• _WHAT THIS TASK INVOLVES_: The records that follow are to be repeated without alteration.

• _DATASET RECORDS_:

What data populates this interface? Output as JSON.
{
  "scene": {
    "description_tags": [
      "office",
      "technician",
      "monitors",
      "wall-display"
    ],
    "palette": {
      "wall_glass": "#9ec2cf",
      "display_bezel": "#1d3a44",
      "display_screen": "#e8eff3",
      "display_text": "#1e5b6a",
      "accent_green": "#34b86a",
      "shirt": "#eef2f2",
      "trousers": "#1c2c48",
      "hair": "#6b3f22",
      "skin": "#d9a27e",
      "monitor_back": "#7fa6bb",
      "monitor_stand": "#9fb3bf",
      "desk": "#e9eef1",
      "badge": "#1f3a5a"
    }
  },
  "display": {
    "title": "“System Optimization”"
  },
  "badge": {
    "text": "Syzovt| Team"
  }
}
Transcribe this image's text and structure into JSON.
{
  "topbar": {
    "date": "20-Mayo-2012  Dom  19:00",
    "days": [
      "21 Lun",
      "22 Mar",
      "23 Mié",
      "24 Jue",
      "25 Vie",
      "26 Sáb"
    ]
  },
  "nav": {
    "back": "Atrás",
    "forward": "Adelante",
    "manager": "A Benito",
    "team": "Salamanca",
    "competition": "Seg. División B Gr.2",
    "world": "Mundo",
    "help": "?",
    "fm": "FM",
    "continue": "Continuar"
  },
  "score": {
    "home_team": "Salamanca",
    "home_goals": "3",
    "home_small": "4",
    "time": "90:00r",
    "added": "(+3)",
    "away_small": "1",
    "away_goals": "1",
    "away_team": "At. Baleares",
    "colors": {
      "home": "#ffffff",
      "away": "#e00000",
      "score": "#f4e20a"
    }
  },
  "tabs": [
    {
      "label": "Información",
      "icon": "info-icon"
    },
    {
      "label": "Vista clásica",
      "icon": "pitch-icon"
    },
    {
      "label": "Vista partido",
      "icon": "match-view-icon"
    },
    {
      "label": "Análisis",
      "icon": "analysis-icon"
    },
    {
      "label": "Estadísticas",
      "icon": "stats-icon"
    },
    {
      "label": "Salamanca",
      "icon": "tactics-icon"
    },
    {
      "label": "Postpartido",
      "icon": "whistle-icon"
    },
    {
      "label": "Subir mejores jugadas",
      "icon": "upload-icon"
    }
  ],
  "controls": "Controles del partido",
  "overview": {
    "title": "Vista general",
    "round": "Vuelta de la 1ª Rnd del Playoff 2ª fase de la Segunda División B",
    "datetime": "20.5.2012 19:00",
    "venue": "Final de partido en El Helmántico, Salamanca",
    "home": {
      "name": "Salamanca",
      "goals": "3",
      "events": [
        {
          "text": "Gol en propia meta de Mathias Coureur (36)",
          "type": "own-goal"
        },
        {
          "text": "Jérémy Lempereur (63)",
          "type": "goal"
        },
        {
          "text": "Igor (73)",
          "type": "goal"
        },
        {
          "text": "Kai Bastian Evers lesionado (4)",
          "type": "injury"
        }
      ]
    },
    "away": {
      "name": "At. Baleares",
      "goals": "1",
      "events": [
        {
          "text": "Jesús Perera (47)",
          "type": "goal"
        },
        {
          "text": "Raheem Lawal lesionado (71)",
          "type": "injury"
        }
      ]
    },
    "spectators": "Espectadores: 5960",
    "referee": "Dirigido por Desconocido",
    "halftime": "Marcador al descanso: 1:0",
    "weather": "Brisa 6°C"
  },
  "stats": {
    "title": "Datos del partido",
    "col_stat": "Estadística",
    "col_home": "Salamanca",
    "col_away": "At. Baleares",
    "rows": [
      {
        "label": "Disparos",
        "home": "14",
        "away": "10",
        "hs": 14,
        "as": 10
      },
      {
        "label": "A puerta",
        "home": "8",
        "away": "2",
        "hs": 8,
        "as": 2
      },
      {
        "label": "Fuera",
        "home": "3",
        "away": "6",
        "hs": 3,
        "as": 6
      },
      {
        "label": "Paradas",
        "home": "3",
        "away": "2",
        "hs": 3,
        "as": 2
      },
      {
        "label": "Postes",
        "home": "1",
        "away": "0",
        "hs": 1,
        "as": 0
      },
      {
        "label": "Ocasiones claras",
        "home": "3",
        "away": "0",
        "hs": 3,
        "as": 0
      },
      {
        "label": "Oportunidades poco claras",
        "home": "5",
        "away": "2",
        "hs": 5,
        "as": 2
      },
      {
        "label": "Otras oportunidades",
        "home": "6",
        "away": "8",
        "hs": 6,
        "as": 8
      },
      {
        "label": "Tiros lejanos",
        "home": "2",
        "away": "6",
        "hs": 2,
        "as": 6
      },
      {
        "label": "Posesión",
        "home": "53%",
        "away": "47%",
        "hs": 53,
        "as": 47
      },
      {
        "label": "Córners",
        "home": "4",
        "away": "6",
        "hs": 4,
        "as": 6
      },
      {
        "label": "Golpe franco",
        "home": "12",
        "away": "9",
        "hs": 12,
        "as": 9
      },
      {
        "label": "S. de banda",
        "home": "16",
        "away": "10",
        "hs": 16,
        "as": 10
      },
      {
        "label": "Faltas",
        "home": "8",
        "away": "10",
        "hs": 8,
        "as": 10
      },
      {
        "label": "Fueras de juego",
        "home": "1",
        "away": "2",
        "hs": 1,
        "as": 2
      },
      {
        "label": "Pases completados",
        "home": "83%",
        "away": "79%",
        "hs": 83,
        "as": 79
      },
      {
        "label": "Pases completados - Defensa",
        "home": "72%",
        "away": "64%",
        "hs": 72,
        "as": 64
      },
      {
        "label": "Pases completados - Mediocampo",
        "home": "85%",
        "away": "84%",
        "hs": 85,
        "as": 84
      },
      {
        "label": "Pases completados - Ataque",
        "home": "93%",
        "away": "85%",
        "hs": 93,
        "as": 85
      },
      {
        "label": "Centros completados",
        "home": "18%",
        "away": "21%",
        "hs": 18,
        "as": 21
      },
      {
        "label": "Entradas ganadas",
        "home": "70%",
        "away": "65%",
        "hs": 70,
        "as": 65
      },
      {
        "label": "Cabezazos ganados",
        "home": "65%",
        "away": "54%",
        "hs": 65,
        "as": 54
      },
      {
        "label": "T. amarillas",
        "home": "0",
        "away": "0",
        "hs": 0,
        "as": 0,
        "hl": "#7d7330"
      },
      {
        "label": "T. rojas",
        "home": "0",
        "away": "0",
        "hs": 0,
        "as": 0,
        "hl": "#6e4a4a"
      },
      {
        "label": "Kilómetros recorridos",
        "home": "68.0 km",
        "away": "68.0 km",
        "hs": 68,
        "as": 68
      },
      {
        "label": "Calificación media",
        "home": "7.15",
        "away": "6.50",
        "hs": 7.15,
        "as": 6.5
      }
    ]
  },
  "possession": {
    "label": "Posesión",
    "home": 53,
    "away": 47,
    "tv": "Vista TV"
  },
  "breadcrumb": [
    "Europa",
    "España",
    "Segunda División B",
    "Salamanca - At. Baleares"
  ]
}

• _CORRECT RESULT_:
What data populates this interface? Output as JSON.
{
  "scene": {
    "description_tags": [
      "office",
      "technician",
      "monitors",
      "wall-display"
    ],
    "palette": {
      "wall_glass": "#9ec2cf",
      "display_bezel": "#1d3a44",
      "display_screen": "#e8eff3",
      "display_text": "#1e5b6a",
      "accent_green": "#34b86a",
      "shirt": "#eef2f2",
      "trousers": "#1c2c48",
      "hair": "#6b3f22",
      "skin": "#d9a27e",
      "monitor_back": "#7fa6bb",
      "monitor_stand": "#9fb3bf",
      "desk": "#e9eef1",
      "badge": "#1f3a5a"
    }
  },
  "display": {
    "title": "“System Optimization”"
  },
  "badge": {
    "text": "Syzovt| Team"
  }
}
Transcribe this image's text and structure into JSON.
{
  "topbar": {
    "date": "20-Mayo-2012  Dom  19:00",
    "days": [
      "21 Lun",
      "22 Mar",
      "23 Mié",
      "24 Jue",
      "25 Vie",
      "26 Sáb"
    ]
  },
  "nav": {
    "back": "Atrás",
    "forward": "Adelante",
    "manager": "A Benito",
    "team": "Salamanca",
    "competition": "Seg. División B Gr.2",
    "world": "Mundo",
    "help": "?",
    "fm": "FM",
    "continue": "Continuar"
  },
  "score": {
    "home_team": "Salamanca",
    "home_goals": "3",
    "home_small": "4",
    "time": "90:00r",
    "added": "(+3)",
    "away_small": "1",
    "away_goals": "1",
    "away_team": "At. Baleares",
    "colors": {
      "home": "#ffffff",
      "away": "#e00000",
      "score": "#f4e20a"
    }
  },
  "tabs": [
    {
      "label": "Información",
      "icon": "info-icon"
    },
    {
      "label": "Vista clásica",
      "icon": "pitch-icon"
    },
    {
      "label": "Vista partido",
      "icon": "match-view-icon"
    },
    {
      "label": "Análisis",
      "icon": "analysis-icon"
    },
    {
      "label": "Estadísticas",
      "icon": "stats-icon"
    },
    {
      "label": "Salamanca",
      "icon": "tactics-icon"
    },
    {
      "label": "Postpartido",
      "icon": "whistle-icon"
    },
    {
      "label": "Subir mejores jugadas",
      "icon": "upload-icon"
    }
  ],
  "controls": "Controles del partido",
  "overview": {
    "title": "Vista general",
    "round": "Vuelta de la 1ª Rnd del Playoff 2ª fase de la Segunda División B",
    "datetime": "20.5.2012 19:00",
    "venue": "Final de partido en El Helmántico, Salamanca",
    "home": {
      "name": "Salamanca",
      "goals": "3",
      "events": [
        {
          "text": "Gol en propia meta de Mathias Coureur (36)",
          "type": "own-goal"
        },
        {
          "text": "Jérémy Lempereur (63)",
          "type": "goal"
        },
        {
          "text": "Igor (73)",
          "type": "goal"
        },
        {
          "text": "Kai Bastian Evers lesionado (4)",
          "type": "injury"
        }
      ]
    },
    "away": {
      "name": "At. Baleares",
      "goals": "1",
      "events": [
        {
          "text": "Jesús Perera (47)",
          "type": "goal"
        },
        {
          "text": "Raheem Lawal lesionado (71)",
          "type": "injury"
        }
      ]
    },
    "spectators": "Espectadores: 5960",
    "referee": "Dirigido por Desconocido",
    "halftime": "Marcador al descanso: 1:0",
    "weather": "Brisa 6°C"
  },
  "stats": {
    "title": "Datos del partido",
    "col_stat": "Estadística",
    "col_home": "Salamanca",
    "col_away": "At. Baleares",
    "rows": [
      {
        "label": "Disparos",
        "home": "14",
        "away": "10",
        "hs": 14,
        "as": 10
      },
      {
        "label": "A puerta",
        "home": "8",
        "away": "2",
        "hs": 8,
        "as": 2
      },
      {
        "label": "Fuera",
        "home": "3",
        "away": "6",
        "hs": 3,
        "as": 6
      },
      {
        "label": "Paradas",
        "home": "3",
        "away": "2",
        "hs": 3,
        "as": 2
      },
      {
        "label": "Postes",
        "home": "1",
        "away": "0",
        "hs": 1,
        "as": 0
      },
      {
        "label": "Ocasiones claras",
        "home": "3",
        "away": "0",
        "hs": 3,
        "as": 0
      },
      {
        "label": "Oportunidades poco claras",
        "home": "5",
        "away": "2",
        "hs": 5,
        "as": 2
      },
      {
        "label": "Otras oportunidades",
        "home": "6",
        "away": "8",
        "hs": 6,
        "as": 8
      },
      {
        "label": "Tiros lejanos",
        "home": "2",
        "away": "6",
        "hs": 2,
        "as": 6
      },
      {
        "label": "Posesión",
        "home": "53%",
        "away": "47%",
        "hs": 53,
        "as": 47
      },
      {
        "label": "Córners",
        "home": "4",
        "away": "6",
        "hs": 4,
        "as": 6
      },
      {
        "label": "Golpe franco",
        "home": "12",
        "away": "9",
        "hs": 12,
        "as": 9
      },
      {
        "label": "S. de banda",
        "home": "16",
        "away": "10",
        "hs": 16,
        "as": 10
      },
      {
        "label": "Faltas",
        "home": "8",
        "away": "10",
        "hs": 8,
        "as": 10
      },
      {
        "label": "Fueras de juego",
        "home": "1",
        "away": "2",
        "hs": 1,
        "as": 2
      },
      {
        "label": "Pases completados",
        "home": "83%",
        "away": "79%",
        "hs": 83,
        "as": 79
      },
      {
        "label": "Pases completados - Defensa",
        "home": "72%",
        "away": "64%",
        "hs": 72,
        "as": 64
      },
      {
        "label": "Pases completados - Mediocampo",
        "home": "85%",
        "away": "84%",
        "hs": 85,
        "as": 84
      },
      {
        "label": "Pases completados - Ataque",
        "home": "93%",
        "away": "85%",
        "hs": 93,
        "as": 85
      },
      {
        "label": "Centros completados",
        "home": "18%",
        "away": "21%",
        "hs": 18,
        "as": 21
      },
      {
        "label": "Entradas ganadas",
        "home": "70%",
        "away": "65%",
        "hs": 70,
        "as": 65
      },
      {
        "label": "Cabezazos ganados",
        "home": "65%",
        "away": "54%",
        "hs": 65,
        "as": 54
      },
      {
        "label": "T. amarillas",
        "home": "0",
        "away": "0",
        "hs": 0,
        "as": 0,
        "hl": "#7d7330"
      },
      {
        "label": "T. rojas",
        "home": "0",
        "away": "0",
        "hs": 0,
        "as": 0,
        "hl": "#6e4a4a"
      },
      {
        "label": "Kilómetros recorridos",
        "home": "68.0 km",
        "away": "68.0 km",
        "hs": 68,
        "as": 68
      },
      {
        "label": "Calificación media",
        "home": "7.15",
        "away": "6.50",
        "hs": 7.15,
        "as": 6.5
      }
    ]
  },
  "possession": {
    "label": "Posesión",
    "home": 53,
    "away": 47,
    "tv": "Vista TV"
  },
  "breadcrumb": [
    "Europa",
    "España",
    "Segunda División B",
    "Salamanca - At. Baleares"
  ]
}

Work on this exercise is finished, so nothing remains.